_Entries with figure data:_
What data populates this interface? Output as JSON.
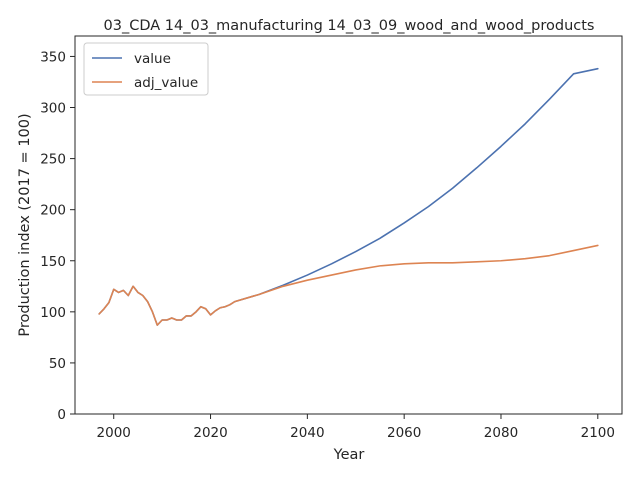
{
  "chart_data": {
    "type": "line",
    "title": "03_CDA 14_03_manufacturing 14_03_09_wood_and_wood_products",
    "xlabel": "Year",
    "ylabel": "Production index (2017 = 100)",
    "xlim": [
      1992,
      2105
    ],
    "ylim": [
      0,
      370
    ],
    "xticks": [
      2000,
      2020,
      2040,
      2060,
      2080,
      2100
    ],
    "yticks": [
      0,
      50,
      100,
      150,
      200,
      250,
      300,
      350
    ],
    "grid": false,
    "legend_position": "upper-left",
    "series": [
      {
        "name": "value",
        "color": "#4c72b0",
        "x": [
          1997,
          1998,
          1999,
          2000,
          2001,
          2002,
          2003,
          2004,
          2005,
          2006,
          2007,
          2008,
          2009,
          2010,
          2011,
          2012,
          2013,
          2014,
          2015,
          2016,
          2017,
          2018,
          2019,
          2020,
          2021,
          2022,
          2023,
          2024,
          2025,
          2030,
          2035,
          2040,
          2045,
          2050,
          2055,
          2060,
          2065,
          2070,
          2075,
          2080,
          2085,
          2090,
          2095,
          2100
        ],
        "y": [
          98,
          103,
          109,
          122,
          119,
          121,
          116,
          125,
          119,
          116,
          110,
          100,
          87,
          92,
          92,
          94,
          92,
          92,
          96,
          96,
          100,
          105,
          103,
          97,
          101,
          104,
          105,
          107,
          110,
          117,
          126,
          136,
          147,
          159,
          172,
          187,
          203,
          221,
          241,
          262,
          284,
          308,
          333,
          338
        ]
      },
      {
        "name": "adj_value",
        "color": "#dd8452",
        "x": [
          1997,
          1998,
          1999,
          2000,
          2001,
          2002,
          2003,
          2004,
          2005,
          2006,
          2007,
          2008,
          2009,
          2010,
          2011,
          2012,
          2013,
          2014,
          2015,
          2016,
          2017,
          2018,
          2019,
          2020,
          2021,
          2022,
          2023,
          2024,
          2025,
          2030,
          2035,
          2040,
          2045,
          2050,
          2055,
          2060,
          2065,
          2070,
          2075,
          2080,
          2085,
          2090,
          2095,
          2100
        ],
        "y": [
          98,
          103,
          109,
          122,
          119,
          121,
          116,
          125,
          119,
          116,
          110,
          100,
          87,
          92,
          92,
          94,
          92,
          92,
          96,
          96,
          100,
          105,
          103,
          97,
          101,
          104,
          105,
          107,
          110,
          117,
          125,
          131,
          136,
          141,
          145,
          147,
          148,
          148,
          149,
          150,
          152,
          155,
          160,
          165
        ]
      }
    ]
  }
}
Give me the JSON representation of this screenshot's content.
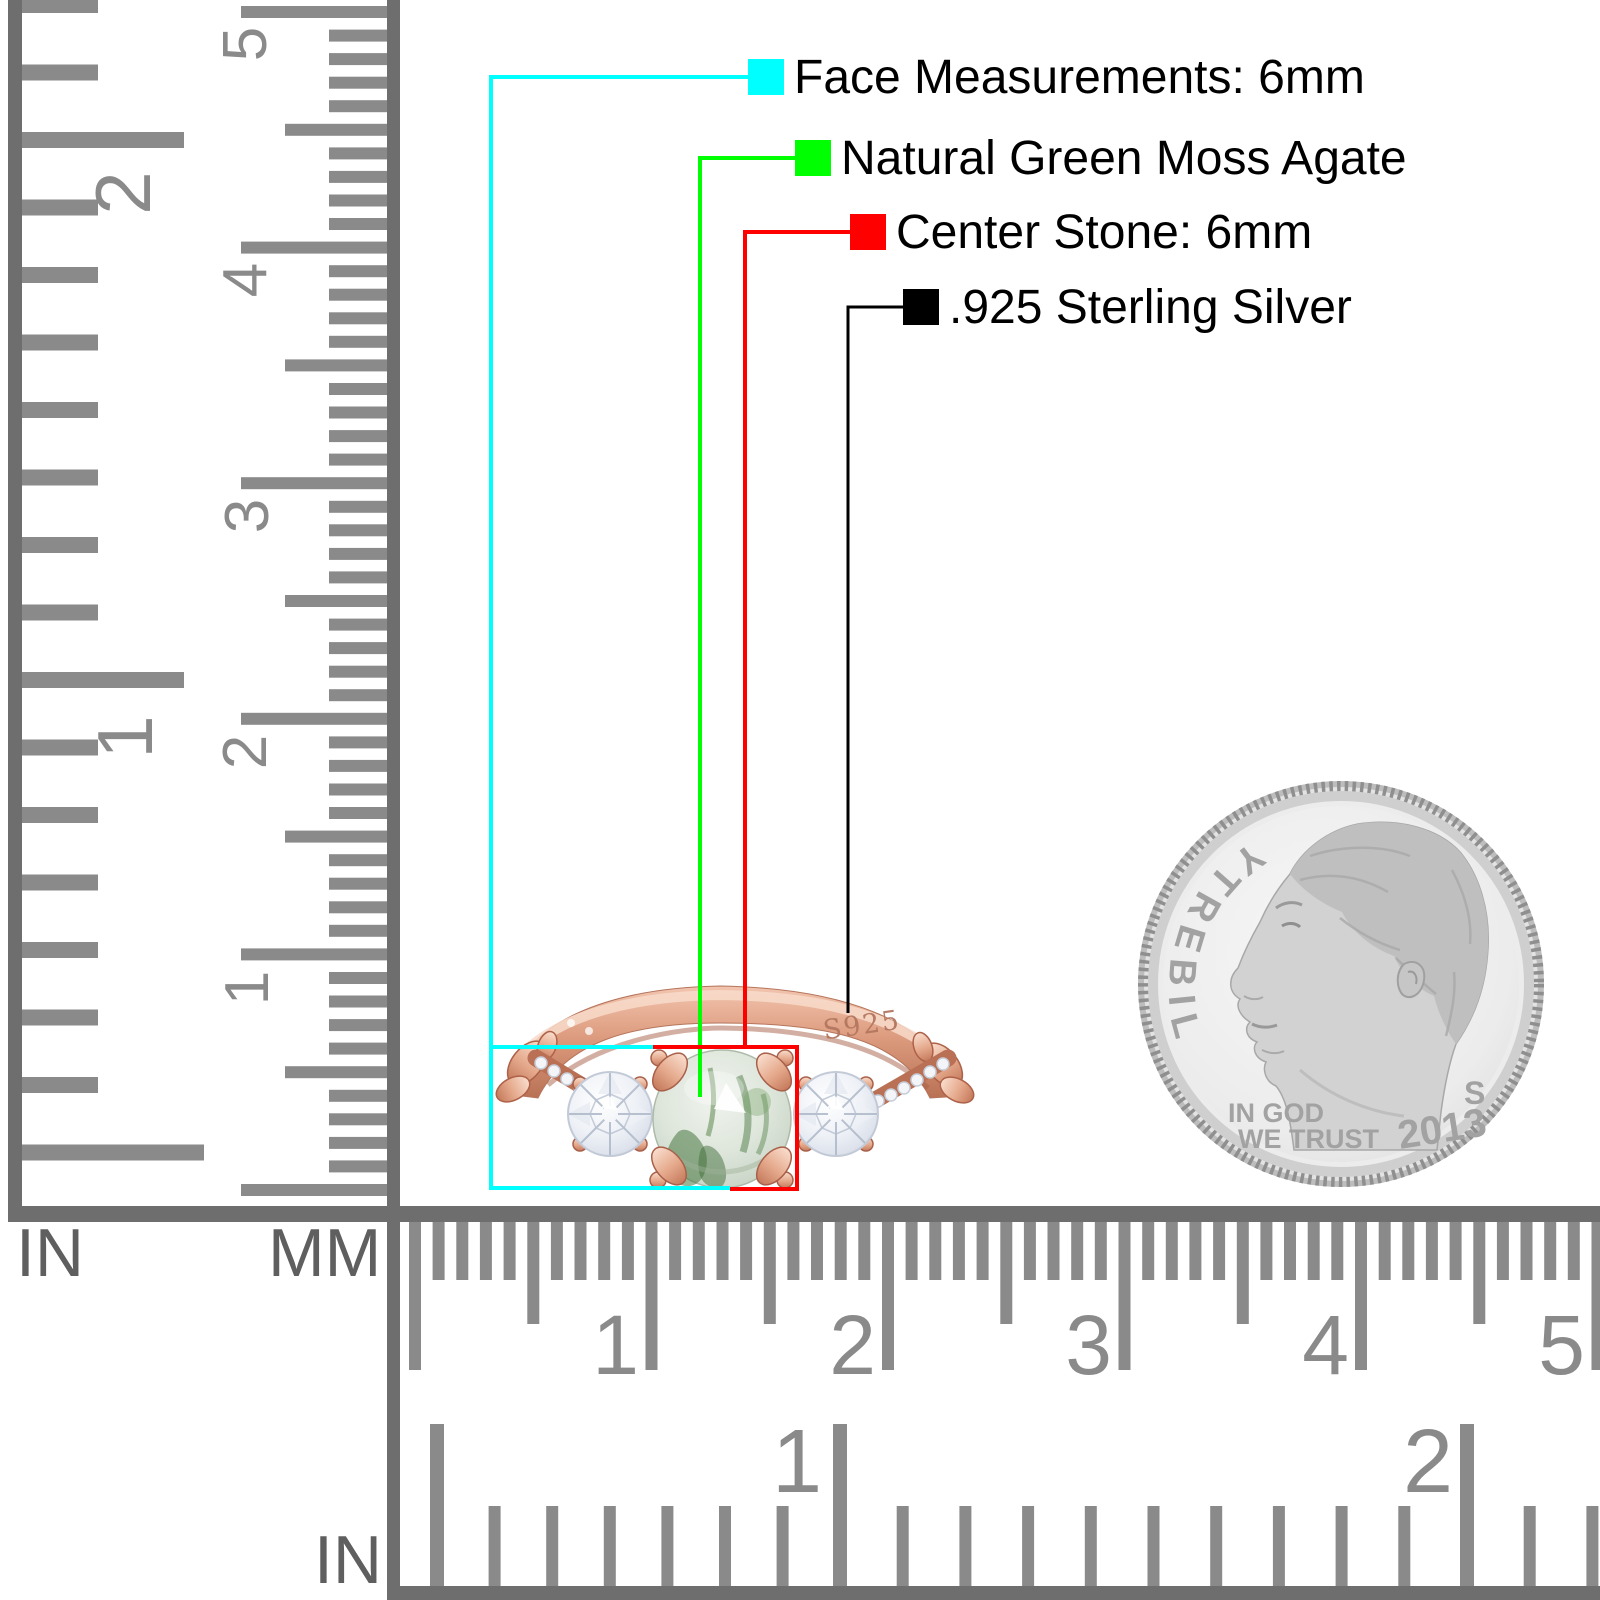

_Your task:_ Return each line of the listing that holds the string "this".

_Answer:_
What data populates this interface? Output as JSON.
Give me the JSON representation of this screenshot's content.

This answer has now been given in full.